▶ _Tasks to perform_:
1: According to the passage on the Kambia health partnership below, where are the capacity building and quality improvement efforts carried out?
2: Carry on the passage on the Kambia health partnership below, picking up right after its final sentence.

The partnership between The Kambia Appeal and Kambia District Health Management Team in Sierra Leone explain their approach to monitoring and evaluation. This practical guide is for health partnerships who want to enhance their approach to monitoring change.

Why is reliable data so important? When asked this question, one of the partners stated “..as a basis for taking appropriate action”, capturing the crux of monitoring and evaluation. Reliable data is required for appropriate decision making, regarding programme management and improvement of interventions, as well as for external stakeholders to develop policy and allocate resources in line with identified needs and priorities.

Kambia healthworkers
Health workers at Kambia Government Hospital receive training

 

Sierra Leone has a severe shortage of skilled health workers and the partnership between The Kambia Appeal and the Kambia District Health Management Team (KDHMT) addresses this shortage by providing training for newly recruited health workers, continued education for staff, and development of clinical tools and guidelines. The capacity building and quality improvement efforts are carried out at Kambia Government Hospital and three Peripheral Health Units (PHUs).

▶ _Dataset entries_:
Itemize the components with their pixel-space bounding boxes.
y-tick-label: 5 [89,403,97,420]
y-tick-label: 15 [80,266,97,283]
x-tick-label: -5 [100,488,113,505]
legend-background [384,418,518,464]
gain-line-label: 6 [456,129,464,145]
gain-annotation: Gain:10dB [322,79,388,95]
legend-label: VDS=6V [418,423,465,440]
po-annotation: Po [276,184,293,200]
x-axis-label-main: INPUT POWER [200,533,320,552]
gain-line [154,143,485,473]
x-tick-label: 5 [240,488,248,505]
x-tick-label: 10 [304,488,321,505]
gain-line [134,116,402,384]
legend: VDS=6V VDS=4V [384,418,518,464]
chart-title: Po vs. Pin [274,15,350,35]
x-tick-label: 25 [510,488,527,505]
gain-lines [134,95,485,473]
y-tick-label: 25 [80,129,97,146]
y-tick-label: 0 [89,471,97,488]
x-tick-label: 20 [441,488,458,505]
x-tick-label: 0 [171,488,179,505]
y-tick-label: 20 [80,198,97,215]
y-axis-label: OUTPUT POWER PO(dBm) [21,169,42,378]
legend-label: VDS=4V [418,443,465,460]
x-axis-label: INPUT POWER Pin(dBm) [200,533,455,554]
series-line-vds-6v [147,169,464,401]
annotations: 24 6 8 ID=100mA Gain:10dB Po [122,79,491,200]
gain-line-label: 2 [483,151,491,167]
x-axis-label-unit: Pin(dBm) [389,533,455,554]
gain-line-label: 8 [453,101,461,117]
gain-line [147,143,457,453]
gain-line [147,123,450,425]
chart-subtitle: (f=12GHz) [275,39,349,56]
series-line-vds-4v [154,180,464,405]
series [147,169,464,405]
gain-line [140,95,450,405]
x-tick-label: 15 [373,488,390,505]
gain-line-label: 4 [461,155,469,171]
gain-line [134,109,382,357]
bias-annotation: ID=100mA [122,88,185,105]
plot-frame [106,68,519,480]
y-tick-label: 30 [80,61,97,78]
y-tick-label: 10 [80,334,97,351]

▶ _Replies_:
1: At Kambia Government Hospital and three Peripheral Health Units (PHUs).

2:
 

Monitoring and Evaluation of Programme Results

To gather reliable data for decision making, the partners integrated monitoring, evaluation and learning initiatives into the programme design. The use of multiple approaches, gathering both quantitative and qualitative data, increased the reliability of the data.

Guide Contents

1. Monitoring visits led by the UK partner

2. Testing knowledge and skills

3. Observation of practice

4. Self-assessments

5. Auditing records and practice

6. Sharing and learning

7. Expansion of activities following M&E

8. Advice

Monitoring Visits led by the UK Partner

Monitoring visits are led by The Kambia Appeal in consultation with the local partner, KDHMT. Twice a year the effectiveness and reception of the programme activities is reviewed by conducting focus group discussions with local health workers and stakeholder consultation meetings with KDHMT and key members of the hospital management.

The focus group discussions serve to gain insight into the experiences of the health workers regarding the training, mentorship and on-the-job training received. They also assess the implementation of knowledge and skills, gained in training, in their daily work. However, the partners felt they were not always provided with the complete picture; they experienced several barriers to open discussion, including the language barrier and reluctance of participants to critically reflect on experiences in the presence of outsiders.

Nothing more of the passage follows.